Instructions to follow:
Collect all lines from the listing that include the string "爱好该项运动与性别有关".
- - - - - - -
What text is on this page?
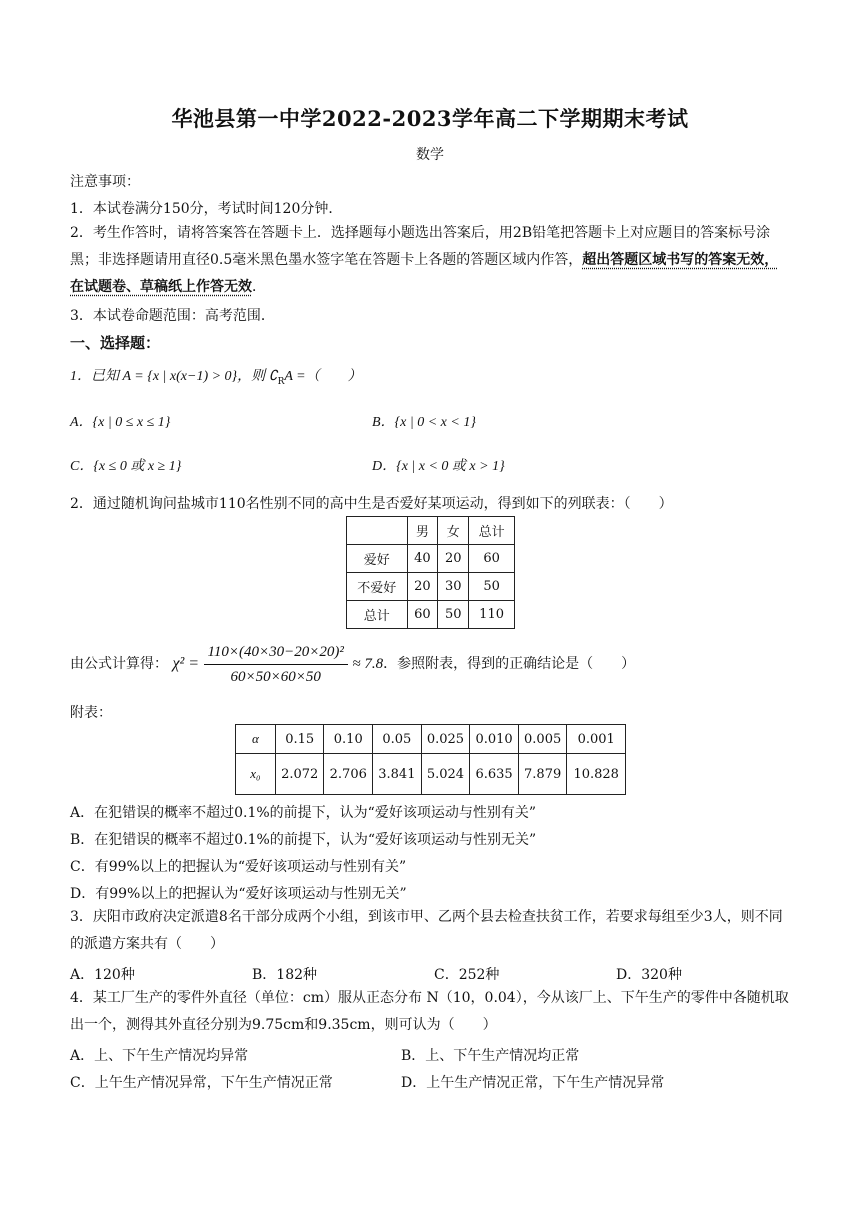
华池县第一中学2022-2023学年高二下学期期末考试
数学
注意事项：
1．本试卷满分150分，考试时间120分钟．
2．考生作答时，请将答案答在答题卡上．选择题每小题选出答案后，用2B铅笔把答题卡上对应题目的答案标号涂黑；非选择题请用直径0.5毫米黑色墨水签字笔在答题卡上各题的答题区域内作答，超出答题区域书写的答案无效，在试题卷、草稿纸上作答无效．
3．本试卷命题范围：高考范围．
一、选择题：
1．已知 A = {x | x(x−1) > 0}，则 $∁_RA$ =（　　）
A．{x | 0 ≤ x ≤ 1}	B．{x | 0 < x < 1}
C．{x ≤ 0 或 x ≥ 1}	D．{x | x < 0 或 x > 1}
2．通过随机询问盐城市110名性别不同的高中生是否爱好某项运动，得到如下的列联表：（　　）
	男	女	总计
爱好	40	20	60
不爱好	20	30	50
总计	60	50	110
由公式计算得： $\chi^2 = \frac{\text{110×(40×30−20×20)²}}{60\times 50\times 60\times 50} \approx 7.8$．参照附表，得到的正确结论是（　　）
附表：
α	0.15	0.10	0.05	0.025	0.010	0.005	0.001
x₀	2.072	2.706	3.841	5.024	6.635	7.879	10.828
A．在犯错误的概率不超过0.1%的前提下，认为“爱好该项运动与性别有关”
B．在犯错误的概率不超过0.1%的前提下，认为“爱好该项运动与性别无关”
C．有99%以上的把握认为“爱好该项运动与性别有关”
D．有99%以上的把握认为“爱好该项运动与性别无关”
3．庆阳市政府决定派遣8名干部分成两个小组，到该市甲、乙两个县去检查扶贫工作，若要求每组至少3人，则不同的派遣方案共有（　　）
A．120种	B．182种	C．252种	D．320种
4．某工厂生产的零件外直径（单位：cm）服从正态分布 N（10，0.04），今从该厂上、下午生产的零件中各随机取出一个，测得其外直径分别为9.75cm和9.35cm，则可认为（　　）
A．上、下午生产情况均异常	B．上、下午生产情况均正常
C．上午生产情况异常，下午生产情况正常	D．上午生产情况正常，下午生产情况异常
- - - - - - -
Answer to this task:
A．在犯错误的概率不超过0.1%的前提下，认为“爱好该项运动与性别有关”
C．有99%以上的把握认为“爱好该项运动与性别有关”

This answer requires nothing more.